* Document passage:
--- begin ---

Documentation

Std.Internal.Do.PredTrans

Predicate Transformers #

This module defines the type PredTrans Pred EPred α of predicate transformers for weakest precondition reasoning over monadic programs with exception postconditions.

A predicate transformer x : PredTrans Pred EPred α takes a normal postcondition post : α → Pred, an exception postcondition epost : EPred, and returns a precondition of type Pred.

PredTrans forms a monad, so monadic programs can be interpreted by a monad morphism into PredTrans; this is exactly what WPMonad encodes.

--- end ---

* What you will do:
[1] Answer these questions about the PredTrans documentation:
(a) What kind of reasoning is the PredTrans type defined for?
(b) What does a predicate transformer return?
(c) What encodes the interpretation of monadic programs by a monad morphism into PredTrans?
[2] Print the part of the PredTrans documentation between "Std.Internal.Do.PredTrans" and "what WPMonad encodes.", inclusive.
[3] Write what comes next in the PredTrans documentation, picking up after its last sentence.
The material after this documentation is not needed.

* Supplied data:
--- begin ---

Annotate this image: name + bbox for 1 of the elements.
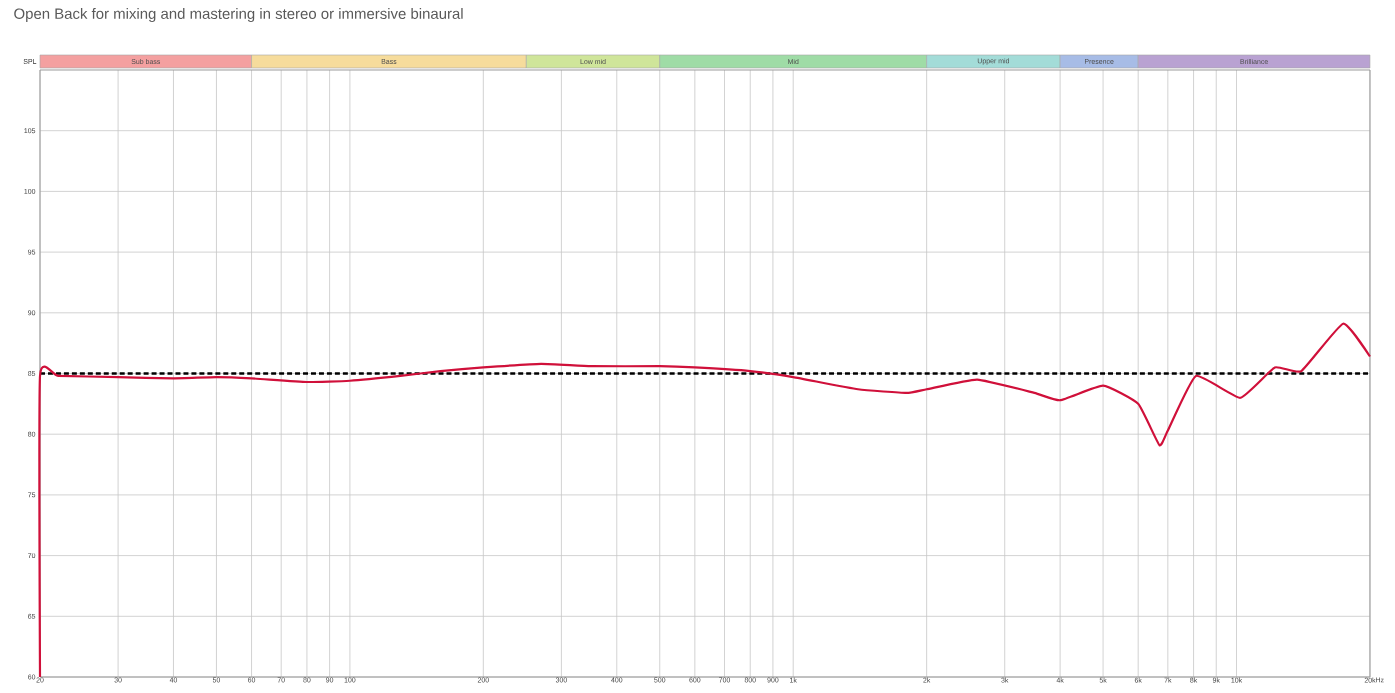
chart-title: Open Back for mixing and mastering in stereo or immersive binaural [14, 8, 463, 22]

--- end ---

* Exercise answers:
[1]
(a) Weakest precondition reasoning over monadic programs with exception postconditions.
(b) A precondition of type Pred.
(c) WPMonad.

[2]
Std.Internal.Do.PredTrans

Predicate Transformers #

This module defines the type PredTrans Pred EPred α of predicate transformers for weakest precondition reasoning over monadic programs with exception postconditions.

A predicate transformer x : PredTrans Pred EPred α takes a normal postcondition post : α → Pred, an exception postcondition epost : EPred, and returns a precondition of type Pred.

PredTrans forms a monad, so monadic programs can be interpreted by a monad morphism into PredTrans; this is exactly what WPMonad encodes.

[3]
Main definitions #

PredTrans Pred EPred α — the type of monotone predicate transformers
PredTrans.pushExcept — adds an exception layer to a predicate transformer
pushArg — adds a state argument to a predicate transformer
Instances for Monad, LawfulMonad, MonadStateOf, MonadExceptOf, etc.

structure Std.Internal.Do.PredTrans (Pred : Type u) (EPred : Type v) (α : Type w) :

Type (max (max u v) w)

A monotone predicate transformer from postconditions to preconditions.

Given a return type α, a lattice Pred for assertions, and an exception assertion type EPred, PredTrans Pred EPred α wraps a function (α → Pred) → EPred → Pred.

apply : (α → Pred) → EPred → Pred
Apply the predicate transformer to a postcondition and exception postcondition.

Instances For

theorem Std.Internal.Do.PredTrans.ext {Pred : Type u_1} {EPred : Type u_2} {α : Type u_3} {x y : PredTrans Pred EPred α} (h : ∀ (post : α → Pred) (epost : EPred), x.apply post epost = y.apply post epost) :

x = y

Extensionality for predicate transformers.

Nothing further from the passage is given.